* Your objective: Reproduce all of the data exactly.

(Stored records)
Begin

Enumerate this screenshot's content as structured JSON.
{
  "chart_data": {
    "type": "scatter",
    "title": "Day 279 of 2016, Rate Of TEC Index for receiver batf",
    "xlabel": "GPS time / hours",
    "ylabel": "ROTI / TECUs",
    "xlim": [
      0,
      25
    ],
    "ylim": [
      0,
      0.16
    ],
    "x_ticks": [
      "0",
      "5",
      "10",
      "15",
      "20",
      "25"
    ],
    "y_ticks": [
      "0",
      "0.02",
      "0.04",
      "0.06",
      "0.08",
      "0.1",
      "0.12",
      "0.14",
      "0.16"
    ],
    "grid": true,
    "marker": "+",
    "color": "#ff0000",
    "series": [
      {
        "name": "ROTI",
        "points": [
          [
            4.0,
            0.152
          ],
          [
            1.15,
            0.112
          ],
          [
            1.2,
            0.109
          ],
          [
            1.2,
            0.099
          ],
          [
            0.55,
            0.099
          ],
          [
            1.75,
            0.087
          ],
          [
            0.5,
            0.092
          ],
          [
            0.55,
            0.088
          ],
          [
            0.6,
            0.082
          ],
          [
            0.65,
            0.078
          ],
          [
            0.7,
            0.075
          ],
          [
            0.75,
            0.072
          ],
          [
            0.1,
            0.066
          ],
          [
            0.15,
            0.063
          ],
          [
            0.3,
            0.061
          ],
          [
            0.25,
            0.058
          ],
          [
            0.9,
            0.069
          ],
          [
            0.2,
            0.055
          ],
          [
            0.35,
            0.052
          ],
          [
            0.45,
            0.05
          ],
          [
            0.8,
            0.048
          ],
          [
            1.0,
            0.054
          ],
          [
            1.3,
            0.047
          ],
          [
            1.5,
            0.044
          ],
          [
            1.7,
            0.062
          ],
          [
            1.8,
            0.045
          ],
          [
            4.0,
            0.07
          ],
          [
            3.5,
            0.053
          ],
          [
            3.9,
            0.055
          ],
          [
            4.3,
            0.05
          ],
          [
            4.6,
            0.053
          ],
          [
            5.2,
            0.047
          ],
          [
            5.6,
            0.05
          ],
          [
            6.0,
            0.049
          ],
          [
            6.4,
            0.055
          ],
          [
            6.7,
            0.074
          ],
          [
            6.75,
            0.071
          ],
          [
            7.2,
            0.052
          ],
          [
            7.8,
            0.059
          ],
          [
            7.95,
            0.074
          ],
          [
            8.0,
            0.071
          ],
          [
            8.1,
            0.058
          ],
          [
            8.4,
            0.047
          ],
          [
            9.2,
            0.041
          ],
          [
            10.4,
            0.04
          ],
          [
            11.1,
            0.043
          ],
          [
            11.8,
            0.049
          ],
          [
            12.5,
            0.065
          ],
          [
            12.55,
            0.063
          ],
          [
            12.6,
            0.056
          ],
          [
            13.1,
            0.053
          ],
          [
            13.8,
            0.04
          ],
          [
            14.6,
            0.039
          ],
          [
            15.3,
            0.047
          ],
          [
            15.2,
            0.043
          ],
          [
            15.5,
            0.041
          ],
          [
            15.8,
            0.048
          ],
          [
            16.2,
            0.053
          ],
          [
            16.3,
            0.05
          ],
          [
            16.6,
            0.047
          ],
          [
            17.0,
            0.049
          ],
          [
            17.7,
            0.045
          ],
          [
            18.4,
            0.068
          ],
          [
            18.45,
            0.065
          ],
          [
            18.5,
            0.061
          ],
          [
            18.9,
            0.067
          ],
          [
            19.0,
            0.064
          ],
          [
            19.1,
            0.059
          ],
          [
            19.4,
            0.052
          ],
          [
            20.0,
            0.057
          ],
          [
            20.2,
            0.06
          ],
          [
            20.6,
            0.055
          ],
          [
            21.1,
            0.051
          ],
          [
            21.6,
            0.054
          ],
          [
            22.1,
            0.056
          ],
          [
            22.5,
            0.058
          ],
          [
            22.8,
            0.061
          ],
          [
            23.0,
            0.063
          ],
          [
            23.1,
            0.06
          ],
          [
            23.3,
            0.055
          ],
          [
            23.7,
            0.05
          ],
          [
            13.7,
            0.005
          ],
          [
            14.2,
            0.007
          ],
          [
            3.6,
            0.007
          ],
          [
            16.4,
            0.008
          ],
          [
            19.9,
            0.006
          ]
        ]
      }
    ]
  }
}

End

* Correct output:
Enumerate this screenshot's content as structured JSON.
{
  "chart_data": {
    "type": "scatter",
    "title": "Day 279 of 2016, Rate Of TEC Index for receiver batf",
    "xlabel": "GPS time / hours",
    "ylabel": "ROTI / TECUs",
    "xlim": [
      0,
      25
    ],
    "ylim": [
      0,
      0.16
    ],
    "x_ticks": [
      "0",
      "5",
      "10",
      "15",
      "20",
      "25"
    ],
    "y_ticks": [
      "0",
      "0.02",
      "0.04",
      "0.06",
      "0.08",
      "0.1",
      "0.12",
      "0.14",
      "0.16"
    ],
    "grid": true,
    "marker": "+",
    "color": "#ff0000",
    "series": [
      {
        "name": "ROTI",
        "points": [
          [
            4.0,
            0.152
          ],
          [
            1.15,
            0.112
          ],
          [
            1.2,
            0.109
          ],
          [
            1.2,
            0.099
          ],
          [
            0.55,
            0.099
          ],
          [
            1.75,
            0.087
          ],
          [
            0.5,
            0.092
          ],
          [
            0.55,
            0.088
          ],
          [
            0.6,
            0.082
          ],
          [
            0.65,
            0.078
          ],
          [
            0.7,
            0.075
          ],
          [
            0.75,
            0.072
          ],
          [
            0.1,
            0.066
          ],
          [
            0.15,
            0.063
          ],
          [
            0.3,
            0.061
          ],
          [
            0.25,
            0.058
          ],
          [
            0.9,
            0.069
          ],
          [
            0.2,
            0.055
          ],
          [
            0.35,
            0.052
          ],
          [
            0.45,
            0.05
          ],
          [
            0.8,
            0.048
          ],
          [
            1.0,
            0.054
          ],
          [
            1.3,
            0.047
          ],
          [
            1.5,
            0.044
          ],
          [
            1.7,
            0.062
          ],
          [
            1.8,
            0.045
          ],
          [
            4.0,
            0.07
          ],
          [
            3.5,
            0.053
          ],
          [
            3.9,
            0.055
          ],
          [
            4.3,
            0.05
          ],
          [
            4.6,
            0.053
          ],
          [
            5.2,
            0.047
          ],
          [
            5.6,
            0.05
          ],
          [
            6.0,
            0.049
          ],
          [
            6.4,
            0.055
          ],
          [
            6.7,
            0.074
          ],
          [
            6.75,
            0.071
          ],
          [
            7.2,
            0.052
          ],
          [
            7.8,
            0.059
          ],
          [
            7.95,
            0.074
          ],
          [
            8.0,
            0.071
          ],
          [
            8.1,
            0.058
          ],
          [
            8.4,
            0.047
          ],
          [
            9.2,
            0.041
          ],
          [
            10.4,
            0.04
          ],
          [
            11.1,
            0.043
          ],
          [
            11.8,
            0.049
          ],
          [
            12.5,
            0.065
          ],
          [
            12.55,
            0.063
          ],
          [
            12.6,
            0.056
          ],
          [
            13.1,
            0.053
          ],
          [
            13.8,
            0.04
          ],
          [
            14.6,
            0.039
          ],
          [
            15.3,
            0.047
          ],
          [
            15.2,
            0.043
          ],
          [
            15.5,
            0.041
          ],
          [
            15.8,
            0.048
          ],
          [
            16.2,
            0.053
          ],
          [
            16.3,
            0.05
          ],
          [
            16.6,
            0.047
          ],
          [
            17.0,
            0.049
          ],
          [
            17.7,
            0.045
          ],
          [
            18.4,
            0.068
          ],
          [
            18.45,
            0.065
          ],
          [
            18.5,
            0.061
          ],
          [
            18.9,
            0.067
          ],
          [
            19.0,
            0.064
          ],
          [
            19.1,
            0.059
          ],
          [
            19.4,
            0.052
          ],
          [
            20.0,
            0.057
          ],
          [
            20.2,
            0.06
          ],
          [
            20.6,
            0.055
          ],
          [
            21.1,
            0.051
          ],
          [
            21.6,
            0.054
          ],
          [
            22.1,
            0.056
          ],
          [
            22.5,
            0.058
          ],
          [
            22.8,
            0.061
          ],
          [
            23.0,
            0.063
          ],
          [
            23.1,
            0.06
          ],
          [
            23.3,
            0.055
          ],
          [
            23.7,
            0.05
          ],
          [
            13.7,
            0.005
          ],
          [
            14.2,
            0.007
          ],
          [
            3.6,
            0.007
          ],
          [
            16.4,
            0.008
          ],
          [
            19.9,
            0.006
          ]
        ]
      }
    ]
  }
}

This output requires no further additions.